• What you have to do
Write out the listing below exactly, and omit any images you find in it.

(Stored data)
>> START

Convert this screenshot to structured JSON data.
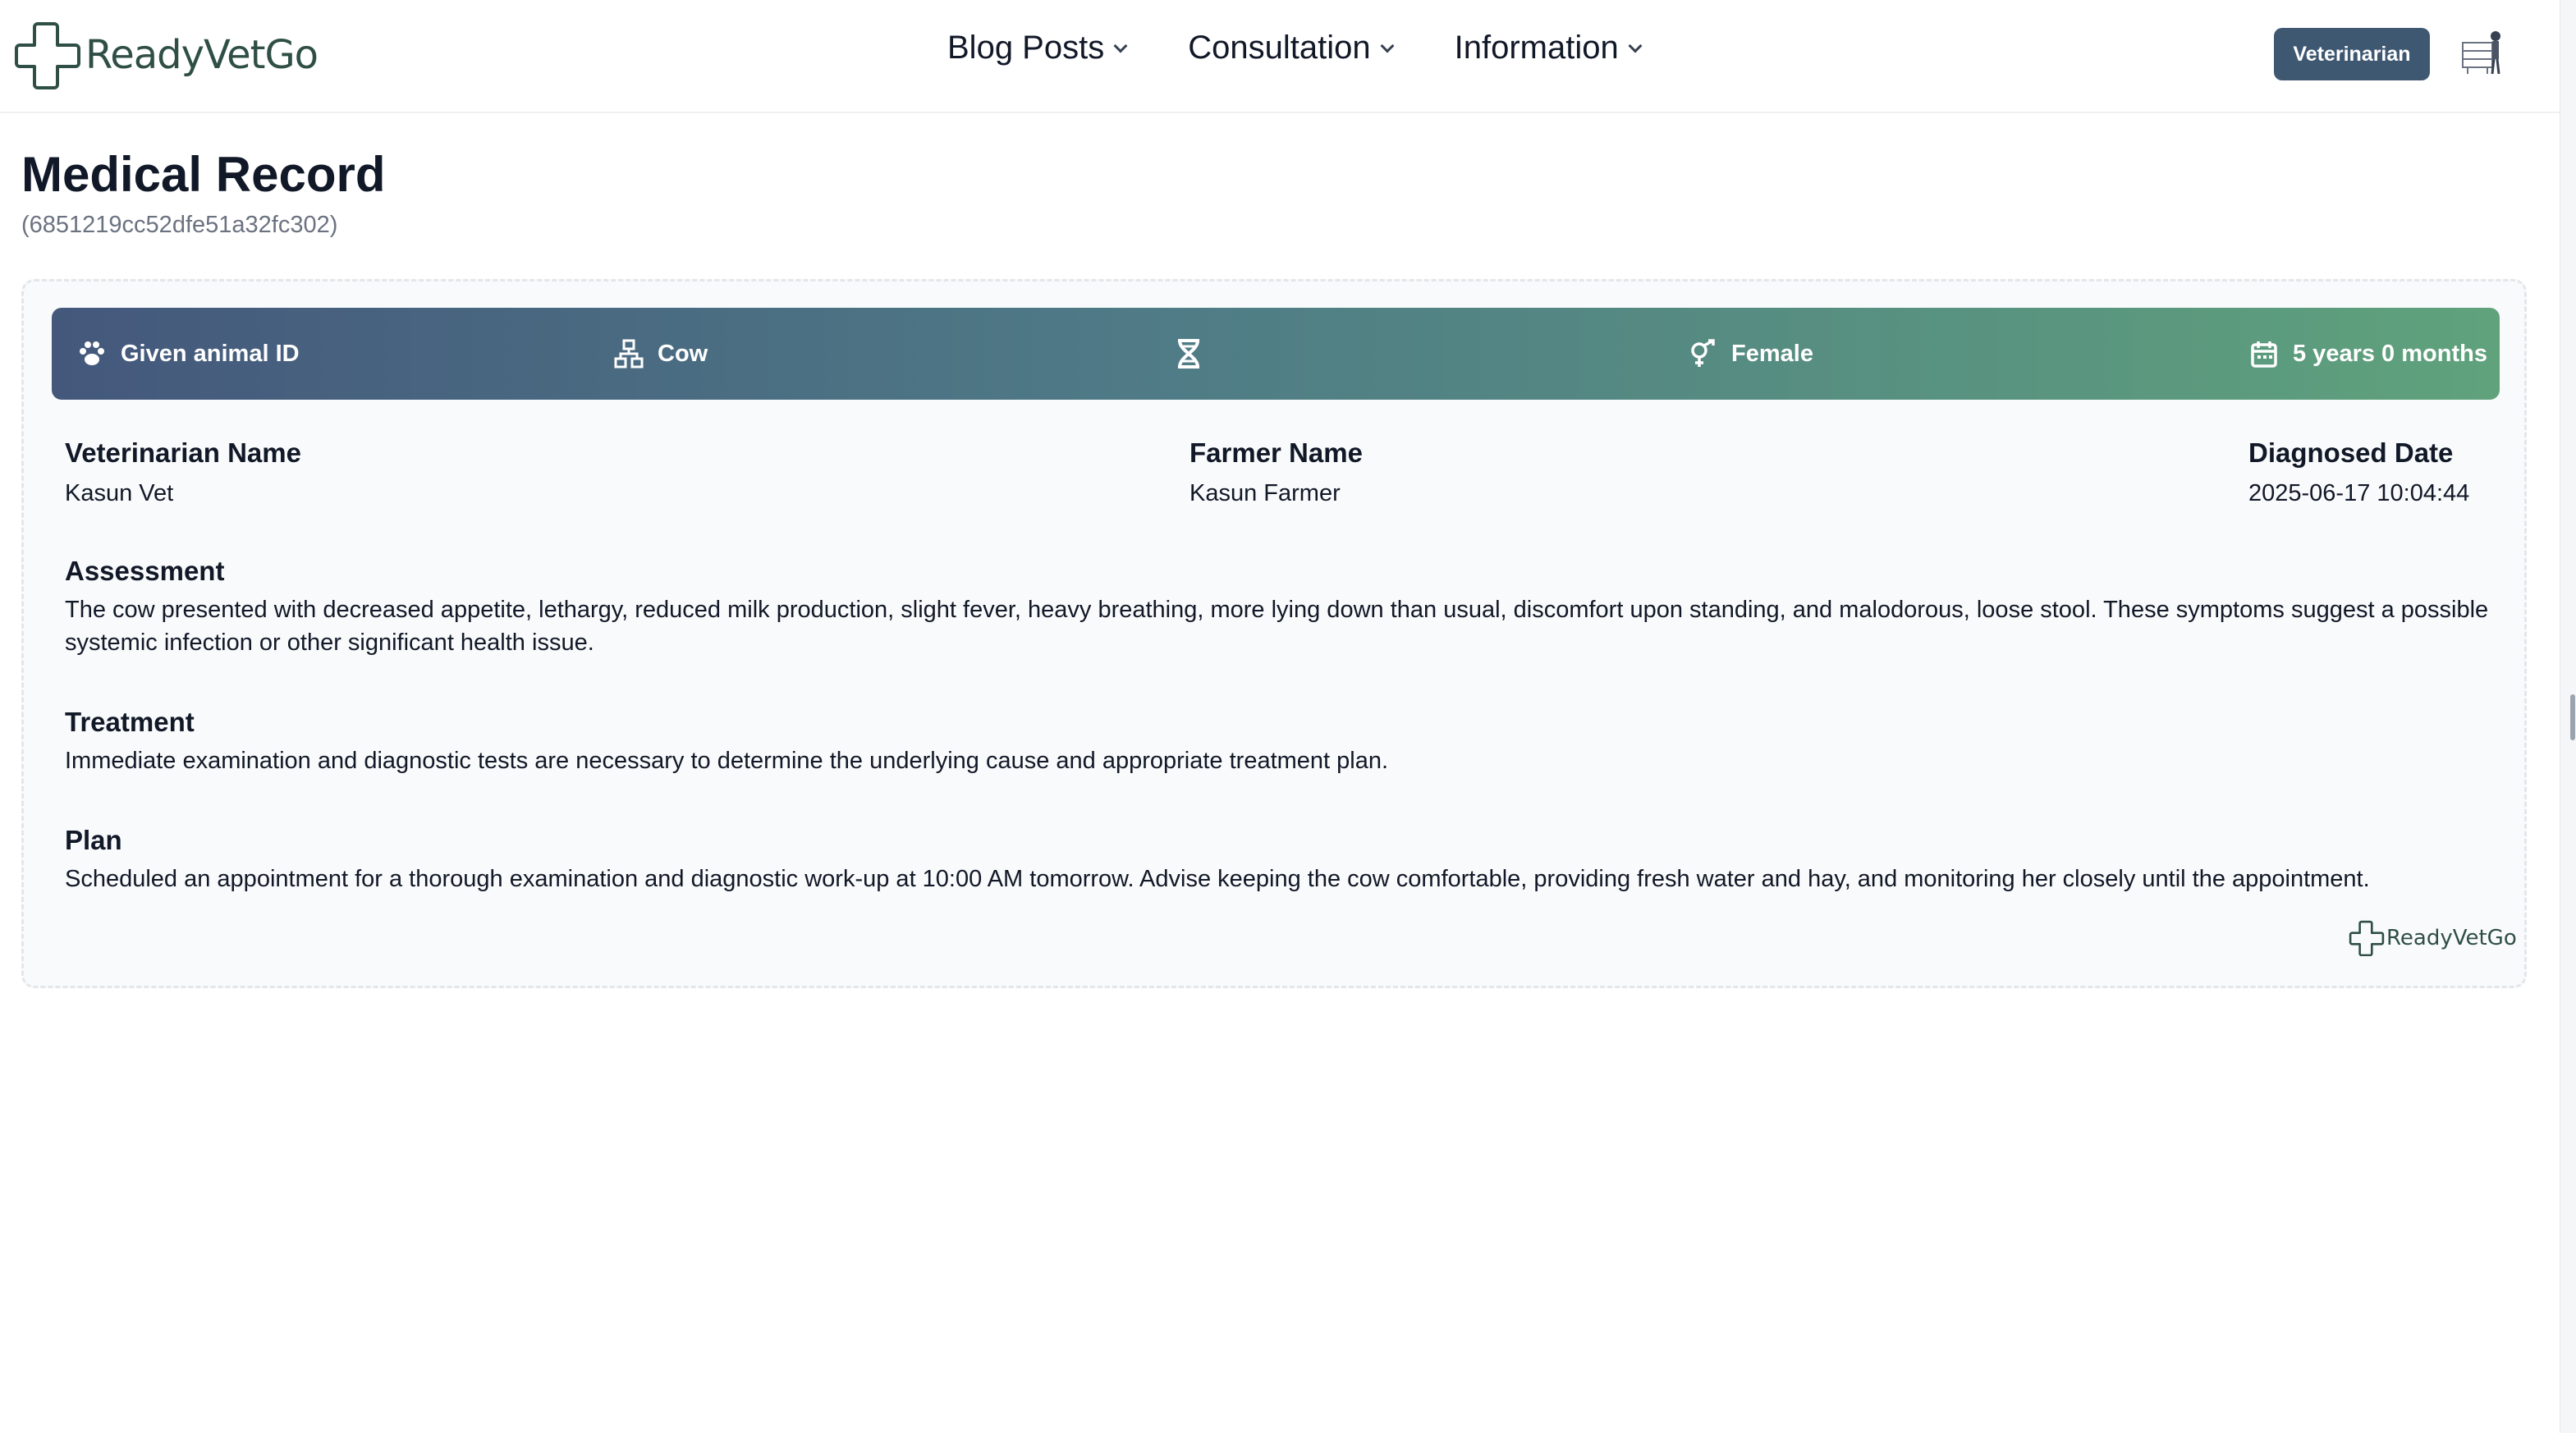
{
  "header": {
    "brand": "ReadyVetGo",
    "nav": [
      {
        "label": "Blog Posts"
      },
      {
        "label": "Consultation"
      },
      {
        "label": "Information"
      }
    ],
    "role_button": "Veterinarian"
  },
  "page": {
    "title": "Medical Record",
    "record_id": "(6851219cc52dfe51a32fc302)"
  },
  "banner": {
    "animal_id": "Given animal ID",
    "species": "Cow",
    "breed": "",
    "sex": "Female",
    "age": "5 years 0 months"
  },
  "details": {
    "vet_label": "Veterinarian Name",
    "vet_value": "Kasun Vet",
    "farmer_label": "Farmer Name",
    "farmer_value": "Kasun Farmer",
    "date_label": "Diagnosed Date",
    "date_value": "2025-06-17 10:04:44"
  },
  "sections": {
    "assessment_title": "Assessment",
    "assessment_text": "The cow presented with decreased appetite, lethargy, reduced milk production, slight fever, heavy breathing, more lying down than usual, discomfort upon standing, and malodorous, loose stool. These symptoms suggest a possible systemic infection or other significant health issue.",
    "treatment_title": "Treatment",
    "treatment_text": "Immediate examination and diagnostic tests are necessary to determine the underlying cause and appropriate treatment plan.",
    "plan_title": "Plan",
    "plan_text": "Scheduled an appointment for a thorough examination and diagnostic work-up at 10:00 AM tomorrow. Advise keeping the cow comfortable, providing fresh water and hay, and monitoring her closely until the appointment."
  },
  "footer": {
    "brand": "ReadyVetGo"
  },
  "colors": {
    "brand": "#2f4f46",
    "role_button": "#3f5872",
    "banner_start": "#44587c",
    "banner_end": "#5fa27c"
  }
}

>> END

• Solution for this task
Convert this screenshot to structured JSON data.
{
  "header": {
    "brand": "ReadyVetGo",
    "nav": [
      {
        "label": "Blog Posts"
      },
      {
        "label": "Consultation"
      },
      {
        "label": "Information"
      }
    ],
    "role_button": "Veterinarian"
  },
  "page": {
    "title": "Medical Record",
    "record_id": "(6851219cc52dfe51a32fc302)"
  },
  "banner": {
    "animal_id": "Given animal ID",
    "species": "Cow",
    "breed": "",
    "sex": "Female",
    "age": "5 years 0 months"
  },
  "details": {
    "vet_label": "Veterinarian Name",
    "vet_value": "Kasun Vet",
    "farmer_label": "Farmer Name",
    "farmer_value": "Kasun Farmer",
    "date_label": "Diagnosed Date",
    "date_value": "2025-06-17 10:04:44"
  },
  "sections": {
    "assessment_title": "Assessment",
    "assessment_text": "The cow presented with decreased appetite, lethargy, reduced milk production, slight fever, heavy breathing, more lying down than usual, discomfort upon standing, and malodorous, loose stool. These symptoms suggest a possible systemic infection or other significant health issue.",
    "treatment_title": "Treatment",
    "treatment_text": "Immediate examination and diagnostic tests are necessary to determine the underlying cause and appropriate treatment plan.",
    "plan_title": "Plan",
    "plan_text": "Scheduled an appointment for a thorough examination and diagnostic work-up at 10:00 AM tomorrow. Advise keeping the cow comfortable, providing fresh water and hay, and monitoring her closely until the appointment."
  },
  "footer": {
    "brand": "ReadyVetGo"
  },
  "colors": {
    "brand": "#2f4f46",
    "role_button": "#3f5872",
    "banner_start": "#44587c",
    "banner_end": "#5fa27c"
  }
}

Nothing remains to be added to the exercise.